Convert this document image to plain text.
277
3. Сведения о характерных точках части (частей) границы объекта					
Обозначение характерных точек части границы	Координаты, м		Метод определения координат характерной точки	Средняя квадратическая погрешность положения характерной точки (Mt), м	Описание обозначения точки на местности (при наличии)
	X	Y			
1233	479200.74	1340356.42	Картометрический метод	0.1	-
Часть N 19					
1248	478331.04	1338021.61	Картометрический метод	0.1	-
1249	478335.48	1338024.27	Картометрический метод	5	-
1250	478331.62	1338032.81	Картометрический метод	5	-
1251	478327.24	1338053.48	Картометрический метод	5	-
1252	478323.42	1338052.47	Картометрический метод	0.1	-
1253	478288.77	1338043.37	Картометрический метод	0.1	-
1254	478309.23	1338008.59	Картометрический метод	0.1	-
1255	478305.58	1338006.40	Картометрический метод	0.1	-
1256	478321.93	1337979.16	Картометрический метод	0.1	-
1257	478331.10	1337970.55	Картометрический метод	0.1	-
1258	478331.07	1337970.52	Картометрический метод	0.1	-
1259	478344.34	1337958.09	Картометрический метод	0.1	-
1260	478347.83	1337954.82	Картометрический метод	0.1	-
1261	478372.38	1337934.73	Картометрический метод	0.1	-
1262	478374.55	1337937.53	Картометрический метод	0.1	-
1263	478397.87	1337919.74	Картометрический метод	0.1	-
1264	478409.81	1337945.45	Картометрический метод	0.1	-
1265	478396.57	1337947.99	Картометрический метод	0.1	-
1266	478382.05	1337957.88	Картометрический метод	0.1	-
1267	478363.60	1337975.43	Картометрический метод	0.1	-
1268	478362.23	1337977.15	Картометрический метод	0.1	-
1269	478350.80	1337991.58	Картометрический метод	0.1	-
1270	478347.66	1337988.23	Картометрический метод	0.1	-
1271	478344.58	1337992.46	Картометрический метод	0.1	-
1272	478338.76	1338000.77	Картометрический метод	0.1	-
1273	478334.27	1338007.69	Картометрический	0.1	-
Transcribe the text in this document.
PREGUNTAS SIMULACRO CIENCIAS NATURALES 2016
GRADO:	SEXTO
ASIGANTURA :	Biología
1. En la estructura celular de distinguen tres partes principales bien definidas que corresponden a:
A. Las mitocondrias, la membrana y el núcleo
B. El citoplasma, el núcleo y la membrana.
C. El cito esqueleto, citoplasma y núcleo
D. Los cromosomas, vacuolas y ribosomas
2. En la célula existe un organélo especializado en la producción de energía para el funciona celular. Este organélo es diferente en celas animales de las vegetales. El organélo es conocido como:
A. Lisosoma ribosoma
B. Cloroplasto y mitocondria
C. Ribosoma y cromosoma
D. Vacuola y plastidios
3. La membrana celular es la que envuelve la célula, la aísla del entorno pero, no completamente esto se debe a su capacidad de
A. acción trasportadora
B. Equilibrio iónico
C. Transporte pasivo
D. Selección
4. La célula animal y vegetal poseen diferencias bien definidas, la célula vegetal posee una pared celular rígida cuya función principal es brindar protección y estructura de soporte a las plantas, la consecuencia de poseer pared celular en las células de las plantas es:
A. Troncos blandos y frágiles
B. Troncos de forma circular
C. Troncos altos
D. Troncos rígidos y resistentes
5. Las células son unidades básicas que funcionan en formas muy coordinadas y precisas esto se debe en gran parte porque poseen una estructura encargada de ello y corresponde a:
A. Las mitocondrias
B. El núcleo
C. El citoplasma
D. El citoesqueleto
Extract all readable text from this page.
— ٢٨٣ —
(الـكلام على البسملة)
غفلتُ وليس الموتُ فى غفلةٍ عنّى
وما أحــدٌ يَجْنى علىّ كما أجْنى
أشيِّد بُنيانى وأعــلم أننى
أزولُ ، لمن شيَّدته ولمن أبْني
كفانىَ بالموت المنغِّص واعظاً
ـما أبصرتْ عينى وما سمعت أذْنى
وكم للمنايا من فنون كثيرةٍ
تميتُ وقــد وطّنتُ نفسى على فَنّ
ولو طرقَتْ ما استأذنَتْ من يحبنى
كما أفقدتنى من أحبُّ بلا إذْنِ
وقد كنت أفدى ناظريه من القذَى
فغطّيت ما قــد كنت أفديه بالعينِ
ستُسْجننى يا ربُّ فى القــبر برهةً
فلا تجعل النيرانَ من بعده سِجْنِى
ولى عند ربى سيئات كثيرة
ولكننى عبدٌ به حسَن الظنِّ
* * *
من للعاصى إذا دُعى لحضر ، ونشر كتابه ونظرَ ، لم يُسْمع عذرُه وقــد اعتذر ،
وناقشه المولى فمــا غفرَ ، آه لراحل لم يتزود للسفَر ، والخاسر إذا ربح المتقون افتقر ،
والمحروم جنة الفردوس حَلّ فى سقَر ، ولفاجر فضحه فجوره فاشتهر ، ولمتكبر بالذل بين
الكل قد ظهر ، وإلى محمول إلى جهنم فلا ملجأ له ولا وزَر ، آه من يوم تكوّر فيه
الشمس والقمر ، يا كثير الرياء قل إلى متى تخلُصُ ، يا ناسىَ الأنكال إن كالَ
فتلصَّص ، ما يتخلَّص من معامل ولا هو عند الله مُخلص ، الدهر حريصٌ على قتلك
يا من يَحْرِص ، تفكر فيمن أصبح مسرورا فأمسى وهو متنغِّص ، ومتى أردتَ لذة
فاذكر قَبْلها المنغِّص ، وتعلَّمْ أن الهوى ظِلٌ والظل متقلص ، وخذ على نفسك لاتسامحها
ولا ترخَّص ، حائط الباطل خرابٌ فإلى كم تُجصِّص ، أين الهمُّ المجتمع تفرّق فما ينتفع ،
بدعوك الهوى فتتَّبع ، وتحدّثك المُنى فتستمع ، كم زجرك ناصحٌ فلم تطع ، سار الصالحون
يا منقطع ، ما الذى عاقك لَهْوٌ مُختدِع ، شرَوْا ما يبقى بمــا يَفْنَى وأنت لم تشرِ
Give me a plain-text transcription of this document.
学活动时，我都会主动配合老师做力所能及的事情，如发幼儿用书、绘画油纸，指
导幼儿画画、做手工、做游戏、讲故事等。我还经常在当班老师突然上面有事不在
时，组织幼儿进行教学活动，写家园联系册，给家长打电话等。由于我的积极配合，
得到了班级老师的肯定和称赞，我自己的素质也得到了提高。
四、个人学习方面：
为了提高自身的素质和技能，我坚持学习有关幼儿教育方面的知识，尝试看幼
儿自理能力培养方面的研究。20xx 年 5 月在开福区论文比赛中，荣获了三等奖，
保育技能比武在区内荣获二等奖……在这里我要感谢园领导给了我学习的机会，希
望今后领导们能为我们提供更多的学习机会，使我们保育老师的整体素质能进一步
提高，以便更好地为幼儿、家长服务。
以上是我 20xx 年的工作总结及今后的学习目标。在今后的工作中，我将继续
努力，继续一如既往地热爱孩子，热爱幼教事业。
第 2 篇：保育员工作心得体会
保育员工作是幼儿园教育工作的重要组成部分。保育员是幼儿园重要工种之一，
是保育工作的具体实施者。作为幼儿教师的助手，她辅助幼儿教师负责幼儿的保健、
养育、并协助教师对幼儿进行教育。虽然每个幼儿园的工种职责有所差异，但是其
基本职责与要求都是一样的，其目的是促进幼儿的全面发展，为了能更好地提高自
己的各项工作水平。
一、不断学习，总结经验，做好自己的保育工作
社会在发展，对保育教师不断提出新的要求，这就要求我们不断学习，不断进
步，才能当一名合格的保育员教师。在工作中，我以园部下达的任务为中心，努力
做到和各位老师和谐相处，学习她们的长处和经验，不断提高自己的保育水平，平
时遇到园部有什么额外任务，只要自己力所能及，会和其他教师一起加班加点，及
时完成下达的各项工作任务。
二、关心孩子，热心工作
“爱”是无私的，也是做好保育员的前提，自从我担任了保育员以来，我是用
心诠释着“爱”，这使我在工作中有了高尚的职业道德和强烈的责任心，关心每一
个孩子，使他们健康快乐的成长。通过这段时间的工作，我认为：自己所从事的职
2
________
> [Exercise task] Search the lines for "характерных". Copy each line that has it.

> [Answer]
3. Сведения о характерных точках части (частей) границы объекта					
Обозначение характерных точек части границы	Координаты, м		Метод определения координат характерной точки	Средняя квадратическая погрешность положения характерной точки (Mt), м	Описание обозначения точки на местности (при наличии)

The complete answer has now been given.